- Dataset entries:
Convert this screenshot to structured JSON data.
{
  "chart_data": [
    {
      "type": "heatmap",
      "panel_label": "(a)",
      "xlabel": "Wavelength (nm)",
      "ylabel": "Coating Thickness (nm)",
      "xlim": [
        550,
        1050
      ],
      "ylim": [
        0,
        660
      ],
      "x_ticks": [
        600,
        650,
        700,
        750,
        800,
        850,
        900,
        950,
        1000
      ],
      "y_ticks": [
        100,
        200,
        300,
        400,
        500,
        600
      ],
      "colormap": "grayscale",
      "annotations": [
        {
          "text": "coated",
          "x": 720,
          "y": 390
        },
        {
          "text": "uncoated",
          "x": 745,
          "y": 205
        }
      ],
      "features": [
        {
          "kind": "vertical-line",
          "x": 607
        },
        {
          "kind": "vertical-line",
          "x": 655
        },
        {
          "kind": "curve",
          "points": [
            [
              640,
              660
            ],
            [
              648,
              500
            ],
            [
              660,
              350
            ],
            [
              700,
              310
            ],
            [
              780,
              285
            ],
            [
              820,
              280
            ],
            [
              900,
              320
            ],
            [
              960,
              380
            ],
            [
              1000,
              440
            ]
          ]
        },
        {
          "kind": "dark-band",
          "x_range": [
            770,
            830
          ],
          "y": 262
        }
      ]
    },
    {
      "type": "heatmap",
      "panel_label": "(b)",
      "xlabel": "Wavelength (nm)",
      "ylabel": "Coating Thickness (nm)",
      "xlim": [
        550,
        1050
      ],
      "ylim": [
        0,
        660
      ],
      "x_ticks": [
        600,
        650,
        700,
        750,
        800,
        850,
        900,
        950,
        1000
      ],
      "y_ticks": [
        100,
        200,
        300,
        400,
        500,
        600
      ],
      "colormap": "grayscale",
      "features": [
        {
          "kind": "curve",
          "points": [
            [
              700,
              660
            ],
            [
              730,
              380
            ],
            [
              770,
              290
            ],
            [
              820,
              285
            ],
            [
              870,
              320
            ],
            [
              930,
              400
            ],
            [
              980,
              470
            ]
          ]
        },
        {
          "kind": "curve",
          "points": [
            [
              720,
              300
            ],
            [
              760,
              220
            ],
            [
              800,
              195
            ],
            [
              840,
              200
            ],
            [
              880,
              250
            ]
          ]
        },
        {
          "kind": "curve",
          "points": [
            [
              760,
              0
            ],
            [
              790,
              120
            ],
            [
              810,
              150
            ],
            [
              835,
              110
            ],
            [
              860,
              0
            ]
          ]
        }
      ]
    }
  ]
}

- Task description: Write out every line from the records above, word for word.

- Solution for this problem:
Convert this screenshot to structured JSON data.
{
  "chart_data": [
    {
      "type": "heatmap",
      "panel_label": "(a)",
      "xlabel": "Wavelength (nm)",
      "ylabel": "Coating Thickness (nm)",
      "xlim": [
        550,
        1050
      ],
      "ylim": [
        0,
        660
      ],
      "x_ticks": [
        600,
        650,
        700,
        750,
        800,
        850,
        900,
        950,
        1000
      ],
      "y_ticks": [
        100,
        200,
        300,
        400,
        500,
        600
      ],
      "colormap": "grayscale",
      "annotations": [
        {
          "text": "coated",
          "x": 720,
          "y": 390
        },
        {
          "text": "uncoated",
          "x": 745,
          "y": 205
        }
      ],
      "features": [
        {
          "kind": "vertical-line",
          "x": 607
        },
        {
          "kind": "vertical-line",
          "x": 655
        },
        {
          "kind": "curve",
          "points": [
            [
              640,
              660
            ],
            [
              648,
              500
            ],
            [
              660,
              350
            ],
            [
              700,
              310
            ],
            [
              780,
              285
            ],
            [
              820,
              280
            ],
            [
              900,
              320
            ],
            [
              960,
              380
            ],
            [
              1000,
              440
            ]
          ]
        },
        {
          "kind": "dark-band",
          "x_range": [
            770,
            830
          ],
          "y": 262
        }
      ]
    },
    {
      "type": "heatmap",
      "panel_label": "(b)",
      "xlabel": "Wavelength (nm)",
      "ylabel": "Coating Thickness (nm)",
      "xlim": [
        550,
        1050
      ],
      "ylim": [
        0,
        660
      ],
      "x_ticks": [
        600,
        650,
        700,
        750,
        800,
        850,
        900,
        950,
        1000
      ],
      "y_ticks": [
        100,
        200,
        300,
        400,
        500,
        600
      ],
      "colormap": "grayscale",
      "features": [
        {
          "kind": "curve",
          "points": [
            [
              700,
              660
            ],
            [
              730,
              380
            ],
            [
              770,
              290
            ],
            [
              820,
              285
            ],
            [
              870,
              320
            ],
            [
              930,
              400
            ],
            [
              980,
              470
            ]
          ]
        },
        {
          "kind": "curve",
          "points": [
            [
              720,
              300
            ],
            [
              760,
              220
            ],
            [
              800,
              195
            ],
            [
              840,
              200
            ],
            [
              880,
              250
            ]
          ]
        },
        {
          "kind": "curve",
          "points": [
            [
              760,
              0
            ],
            [
              790,
              120
            ],
            [
              810,
              150
            ],
            [
              835,
              110
            ],
            [
              860,
              0
            ]
          ]
        }
      ]
    }
  ]
}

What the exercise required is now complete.